---------- Given records ----------
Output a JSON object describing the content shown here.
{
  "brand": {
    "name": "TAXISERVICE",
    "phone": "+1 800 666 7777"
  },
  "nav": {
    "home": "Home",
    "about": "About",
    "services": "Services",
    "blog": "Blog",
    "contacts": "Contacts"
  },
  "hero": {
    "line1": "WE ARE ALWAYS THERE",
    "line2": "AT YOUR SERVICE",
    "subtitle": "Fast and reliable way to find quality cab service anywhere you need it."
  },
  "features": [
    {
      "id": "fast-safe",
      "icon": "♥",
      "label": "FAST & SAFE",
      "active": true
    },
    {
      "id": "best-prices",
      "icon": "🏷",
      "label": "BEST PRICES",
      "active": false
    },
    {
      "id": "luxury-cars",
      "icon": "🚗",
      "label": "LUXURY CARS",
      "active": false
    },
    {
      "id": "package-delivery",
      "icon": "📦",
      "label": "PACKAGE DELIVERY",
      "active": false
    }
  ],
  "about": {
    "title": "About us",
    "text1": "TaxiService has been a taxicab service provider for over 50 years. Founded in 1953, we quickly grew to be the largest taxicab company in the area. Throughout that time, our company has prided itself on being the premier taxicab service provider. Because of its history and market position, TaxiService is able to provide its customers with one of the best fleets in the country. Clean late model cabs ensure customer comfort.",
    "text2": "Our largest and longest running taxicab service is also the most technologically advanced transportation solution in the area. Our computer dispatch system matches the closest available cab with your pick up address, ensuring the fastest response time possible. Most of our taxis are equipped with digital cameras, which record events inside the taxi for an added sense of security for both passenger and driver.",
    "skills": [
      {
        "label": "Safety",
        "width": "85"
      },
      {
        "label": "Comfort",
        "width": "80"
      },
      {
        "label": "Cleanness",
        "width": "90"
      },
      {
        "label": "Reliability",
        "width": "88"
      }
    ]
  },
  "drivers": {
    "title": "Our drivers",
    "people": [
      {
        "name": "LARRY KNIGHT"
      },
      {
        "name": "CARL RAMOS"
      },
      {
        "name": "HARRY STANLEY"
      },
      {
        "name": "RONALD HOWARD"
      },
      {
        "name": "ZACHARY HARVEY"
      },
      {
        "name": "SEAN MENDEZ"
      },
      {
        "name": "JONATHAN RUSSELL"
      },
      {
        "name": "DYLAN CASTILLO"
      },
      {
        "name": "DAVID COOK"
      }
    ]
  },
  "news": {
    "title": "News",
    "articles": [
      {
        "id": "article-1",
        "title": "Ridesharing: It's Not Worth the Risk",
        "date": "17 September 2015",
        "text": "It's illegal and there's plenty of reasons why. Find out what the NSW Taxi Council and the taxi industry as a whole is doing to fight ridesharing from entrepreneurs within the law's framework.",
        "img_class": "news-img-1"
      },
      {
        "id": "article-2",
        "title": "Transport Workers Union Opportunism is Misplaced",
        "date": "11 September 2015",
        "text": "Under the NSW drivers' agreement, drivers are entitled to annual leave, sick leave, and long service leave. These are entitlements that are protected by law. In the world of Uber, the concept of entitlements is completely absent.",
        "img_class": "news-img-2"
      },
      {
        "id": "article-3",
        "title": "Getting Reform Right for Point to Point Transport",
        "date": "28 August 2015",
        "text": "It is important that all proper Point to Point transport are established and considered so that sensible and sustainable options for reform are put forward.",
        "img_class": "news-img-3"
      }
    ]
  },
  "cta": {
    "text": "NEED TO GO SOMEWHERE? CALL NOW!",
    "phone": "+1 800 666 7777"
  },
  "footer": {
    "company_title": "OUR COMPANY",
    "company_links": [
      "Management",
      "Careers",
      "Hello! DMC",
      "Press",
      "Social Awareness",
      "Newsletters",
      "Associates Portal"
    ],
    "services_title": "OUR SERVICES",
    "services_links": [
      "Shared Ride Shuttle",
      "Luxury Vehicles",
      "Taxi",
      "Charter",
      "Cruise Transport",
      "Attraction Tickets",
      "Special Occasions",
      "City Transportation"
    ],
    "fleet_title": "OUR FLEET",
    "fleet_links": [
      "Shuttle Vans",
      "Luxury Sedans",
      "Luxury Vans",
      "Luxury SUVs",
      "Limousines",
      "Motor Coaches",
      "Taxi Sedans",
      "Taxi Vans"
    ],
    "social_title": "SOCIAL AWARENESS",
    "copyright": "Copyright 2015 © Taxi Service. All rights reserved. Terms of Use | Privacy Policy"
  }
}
----------
Faithfully reproduce all of the records, character for character.

■ Result of the exercise:
Output a JSON object describing the content shown here.
{
  "brand": {
    "name": "TAXISERVICE",
    "phone": "+1 800 666 7777"
  },
  "nav": {
    "home": "Home",
    "about": "About",
    "services": "Services",
    "blog": "Blog",
    "contacts": "Contacts"
  },
  "hero": {
    "line1": "WE ARE ALWAYS THERE",
    "line2": "AT YOUR SERVICE",
    "subtitle": "Fast and reliable way to find quality cab service anywhere you need it."
  },
  "features": [
    {
      "id": "fast-safe",
      "icon": "♥",
      "label": "FAST & SAFE",
      "active": true
    },
    {
      "id": "best-prices",
      "icon": "🏷",
      "label": "BEST PRICES",
      "active": false
    },
    {
      "id": "luxury-cars",
      "icon": "🚗",
      "label": "LUXURY CARS",
      "active": false
    },
    {
      "id": "package-delivery",
      "icon": "📦",
      "label": "PACKAGE DELIVERY",
      "active": false
    }
  ],
  "about": {
    "title": "About us",
    "text1": "TaxiService has been a taxicab service provider for over 50 years. Founded in 1953, we quickly grew to be the largest taxicab company in the area. Throughout that time, our company has prided itself on being the premier taxicab service provider. Because of its history and market position, TaxiService is able to provide its customers with one of the best fleets in the country. Clean late model cabs ensure customer comfort.",
    "text2": "Our largest and longest running taxicab service is also the most technologically advanced transportation solution in the area. Our computer dispatch system matches the closest available cab with your pick up address, ensuring the fastest response time possible. Most of our taxis are equipped with digital cameras, which record events inside the taxi for an added sense of security for both passenger and driver.",
    "skills": [
      {
        "label": "Safety",
        "width": "85"
      },
      {
        "label": "Comfort",
        "width": "80"
      },
      {
        "label": "Cleanness",
        "width": "90"
      },
      {
        "label": "Reliability",
        "width": "88"
      }
    ]
  },
  "drivers": {
    "title": "Our drivers",
    "people": [
      {
        "name": "LARRY KNIGHT"
      },
      {
        "name": "CARL RAMOS"
      },
      {
        "name": "HARRY STANLEY"
      },
      {
        "name": "RONALD HOWARD"
      },
      {
        "name": "ZACHARY HARVEY"
      },
      {
        "name": "SEAN MENDEZ"
      },
      {
        "name": "JONATHAN RUSSELL"
      },
      {
        "name": "DYLAN CASTILLO"
      },
      {
        "name": "DAVID COOK"
      }
    ]
  },
  "news": {
    "title": "News",
    "articles": [
      {
        "id": "article-1",
        "title": "Ridesharing: It's Not Worth the Risk",
        "date": "17 September 2015",
        "text": "It's illegal and there's plenty of reasons why. Find out what the NSW Taxi Council and the taxi industry as a whole is doing to fight ridesharing from entrepreneurs within the law's framework.",
        "img_class": "news-img-1"
      },
      {
        "id": "article-2",
        "title": "Transport Workers Union Opportunism is Misplaced",
        "date": "11 September 2015",
        "text": "Under the NSW drivers' agreement, drivers are entitled to annual leave, sick leave, and long service leave. These are entitlements that are protected by law. In the world of Uber, the concept of entitlements is completely absent.",
        "img_class": "news-img-2"
      },
      {
        "id": "article-3",
        "title": "Getting Reform Right for Point to Point Transport",
        "date": "28 August 2015",
        "text": "It is important that all proper Point to Point transport are established and considered so that sensible and sustainable options for reform are put forward.",
        "img_class": "news-img-3"
      }
    ]
  },
  "cta": {
    "text": "NEED TO GO SOMEWHERE? CALL NOW!",
    "phone": "+1 800 666 7777"
  },
  "footer": {
    "company_title": "OUR COMPANY",
    "company_links": [
      "Management",
      "Careers",
      "Hello! DMC",
      "Press",
      "Social Awareness",
      "Newsletters",
      "Associates Portal"
    ],
    "services_title": "OUR SERVICES",
    "services_links": [
      "Shared Ride Shuttle",
      "Luxury Vehicles",
      "Taxi",
      "Charter",
      "Cruise Transport",
      "Attraction Tickets",
      "Special Occasions",
      "City Transportation"
    ],
    "fleet_title": "OUR FLEET",
    "fleet_links": [
      "Shuttle Vans",
      "Luxury Sedans",
      "Luxury Vans",
      "Luxury SUVs",
      "Limousines",
      "Motor Coaches",
      "Taxi Sedans",
      "Taxi Vans"
    ],
    "social_title": "SOCIAL AWARENESS",
    "copyright": "Copyright 2015 © Taxi Service. All rights reserved. Terms of Use | Privacy Policy"
  }
}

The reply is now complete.